My dad was a genius.  This doesn’t come from an “I’m a daddy’s girl and I think my dad is superman” syndrome.  He was a bona fide, took his ass to college at 16, taking appliances apart for sport, reading and critiquing Socrates at age 10 type of genius.  His dad, my Grandfather, beat his ass for it for the first half of his life because the last thing a Texan man, who wears overalls, drives a pick-up truck, and eats onions like apples wants is some kid who’d rather figure out the velocity of a thrown football than to actually throw a football.  Genius was a misunderstood waste of time to my pull yourself up by your bootstraps Southern grandpa.

Later in life, my dad’s extraordinary brain was appreciated and lauded; he did groundbreaking things in math and the computer industry (when only the government had computers). But the burden of having such a brain still left him somewhat beaten.  I’d often wake up to “take a tinkle” in the middle of the night and find him unhappily awake.  His brain wouldn’t shut off—even after medicating himself with his self-prescribed sleeping aid—weed and his purple bong.
:::::
**Work item**
Continue the personal essay about a father's genius, beginning after its final sentence.

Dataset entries
:::::
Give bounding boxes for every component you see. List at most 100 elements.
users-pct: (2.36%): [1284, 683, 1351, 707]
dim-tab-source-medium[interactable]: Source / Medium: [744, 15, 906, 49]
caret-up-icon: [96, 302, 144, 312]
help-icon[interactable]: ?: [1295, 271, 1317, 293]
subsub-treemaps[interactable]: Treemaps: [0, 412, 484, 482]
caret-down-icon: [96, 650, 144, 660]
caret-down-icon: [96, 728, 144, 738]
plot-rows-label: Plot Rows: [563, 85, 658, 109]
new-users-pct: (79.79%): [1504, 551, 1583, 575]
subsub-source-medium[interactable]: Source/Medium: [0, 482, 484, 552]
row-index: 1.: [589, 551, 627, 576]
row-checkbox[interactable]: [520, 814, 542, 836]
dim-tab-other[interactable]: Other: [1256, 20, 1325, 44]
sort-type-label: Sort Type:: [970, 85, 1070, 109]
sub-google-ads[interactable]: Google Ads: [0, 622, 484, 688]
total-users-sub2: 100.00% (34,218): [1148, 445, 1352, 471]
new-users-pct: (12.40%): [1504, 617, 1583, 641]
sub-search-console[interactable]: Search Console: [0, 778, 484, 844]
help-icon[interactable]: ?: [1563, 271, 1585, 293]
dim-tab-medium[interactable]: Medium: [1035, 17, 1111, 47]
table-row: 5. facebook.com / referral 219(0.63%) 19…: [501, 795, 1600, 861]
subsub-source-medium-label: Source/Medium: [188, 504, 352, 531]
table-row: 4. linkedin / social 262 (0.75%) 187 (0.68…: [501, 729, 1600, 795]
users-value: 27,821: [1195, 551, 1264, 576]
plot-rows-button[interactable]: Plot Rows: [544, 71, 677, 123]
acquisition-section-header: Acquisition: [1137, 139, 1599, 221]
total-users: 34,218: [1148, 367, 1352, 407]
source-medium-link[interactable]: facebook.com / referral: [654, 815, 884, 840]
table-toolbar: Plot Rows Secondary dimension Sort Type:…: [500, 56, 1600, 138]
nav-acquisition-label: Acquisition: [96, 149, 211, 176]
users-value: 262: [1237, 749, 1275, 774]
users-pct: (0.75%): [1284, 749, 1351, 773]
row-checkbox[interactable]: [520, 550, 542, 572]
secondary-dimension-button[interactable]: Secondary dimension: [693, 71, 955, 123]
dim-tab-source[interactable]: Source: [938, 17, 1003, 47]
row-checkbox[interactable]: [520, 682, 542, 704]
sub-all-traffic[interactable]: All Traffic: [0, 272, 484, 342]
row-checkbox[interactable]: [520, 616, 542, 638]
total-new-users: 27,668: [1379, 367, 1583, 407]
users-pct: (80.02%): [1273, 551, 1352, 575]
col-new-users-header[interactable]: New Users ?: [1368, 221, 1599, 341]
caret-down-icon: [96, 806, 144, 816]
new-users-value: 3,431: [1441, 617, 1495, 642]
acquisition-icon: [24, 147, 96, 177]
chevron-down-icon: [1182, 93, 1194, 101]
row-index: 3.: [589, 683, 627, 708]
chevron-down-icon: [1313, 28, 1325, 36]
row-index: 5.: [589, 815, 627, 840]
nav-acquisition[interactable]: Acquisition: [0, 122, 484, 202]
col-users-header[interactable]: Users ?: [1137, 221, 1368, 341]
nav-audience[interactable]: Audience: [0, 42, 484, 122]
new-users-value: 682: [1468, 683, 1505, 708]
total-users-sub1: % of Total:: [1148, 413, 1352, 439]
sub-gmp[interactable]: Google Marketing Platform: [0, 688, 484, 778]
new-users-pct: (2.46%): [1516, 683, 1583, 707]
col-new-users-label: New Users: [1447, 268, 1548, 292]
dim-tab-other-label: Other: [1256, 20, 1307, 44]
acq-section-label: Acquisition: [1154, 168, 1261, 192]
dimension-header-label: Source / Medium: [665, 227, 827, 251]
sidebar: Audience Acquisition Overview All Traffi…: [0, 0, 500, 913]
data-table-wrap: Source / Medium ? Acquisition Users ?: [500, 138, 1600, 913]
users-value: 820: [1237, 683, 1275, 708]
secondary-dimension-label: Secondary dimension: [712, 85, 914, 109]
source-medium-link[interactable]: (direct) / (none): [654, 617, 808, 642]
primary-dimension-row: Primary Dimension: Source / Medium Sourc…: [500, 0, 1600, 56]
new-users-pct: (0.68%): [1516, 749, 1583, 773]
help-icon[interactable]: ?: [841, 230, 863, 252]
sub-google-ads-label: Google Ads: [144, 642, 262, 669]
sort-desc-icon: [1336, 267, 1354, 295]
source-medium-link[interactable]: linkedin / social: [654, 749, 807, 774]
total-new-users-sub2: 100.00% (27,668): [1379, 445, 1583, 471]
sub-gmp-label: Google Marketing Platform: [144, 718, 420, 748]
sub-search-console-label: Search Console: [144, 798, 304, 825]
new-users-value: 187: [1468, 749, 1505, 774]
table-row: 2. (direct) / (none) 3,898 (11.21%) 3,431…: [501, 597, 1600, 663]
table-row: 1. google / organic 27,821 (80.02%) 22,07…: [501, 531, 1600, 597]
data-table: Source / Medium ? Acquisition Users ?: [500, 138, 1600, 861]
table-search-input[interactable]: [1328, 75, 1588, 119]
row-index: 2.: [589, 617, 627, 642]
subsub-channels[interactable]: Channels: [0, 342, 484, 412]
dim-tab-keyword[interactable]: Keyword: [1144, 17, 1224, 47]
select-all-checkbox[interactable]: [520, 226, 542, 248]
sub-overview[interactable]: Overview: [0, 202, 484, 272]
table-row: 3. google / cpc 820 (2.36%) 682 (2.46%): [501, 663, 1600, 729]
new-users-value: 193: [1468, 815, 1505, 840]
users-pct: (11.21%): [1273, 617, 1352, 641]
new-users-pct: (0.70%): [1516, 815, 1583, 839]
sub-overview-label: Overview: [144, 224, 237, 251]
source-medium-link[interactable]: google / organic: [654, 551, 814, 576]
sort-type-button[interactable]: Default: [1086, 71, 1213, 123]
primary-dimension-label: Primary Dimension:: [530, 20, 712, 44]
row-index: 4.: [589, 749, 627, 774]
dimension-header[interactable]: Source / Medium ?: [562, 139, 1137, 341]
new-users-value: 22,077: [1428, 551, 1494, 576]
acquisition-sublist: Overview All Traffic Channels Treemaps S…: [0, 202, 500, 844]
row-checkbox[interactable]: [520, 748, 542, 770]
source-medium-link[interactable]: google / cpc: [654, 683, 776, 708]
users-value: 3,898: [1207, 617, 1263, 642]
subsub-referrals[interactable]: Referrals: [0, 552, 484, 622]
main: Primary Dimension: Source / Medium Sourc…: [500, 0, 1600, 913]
:::::
**Final answer**
It’s understandable that he self-medicated. Many geniuses do.  Seeing the world differently than everybody else must be challenging, particularly because their different perspective and way of navigating in the world must be fatiguing.  And geniuses are weird.  So much of their brains are monopolized by being so incredibly brilliant at a particular subject or skill, that other areas  of functionality suffer.  Think about outstanding musicians, inventors and computer gurus you know of — they are . . .  “different.”  

Due to my love and understanding of my genius Daddy, I’d always attempted to be especially protective of Kanye.  He’s brilliant which has made me more forgiving of his peculiar behavior over the years. Then when he lost his mother, my empathy heightened. I was crazy for a bit after my mom died too.  But now, he done ran out faster than a paycheck in December. Dat negro is just plain cray-cray.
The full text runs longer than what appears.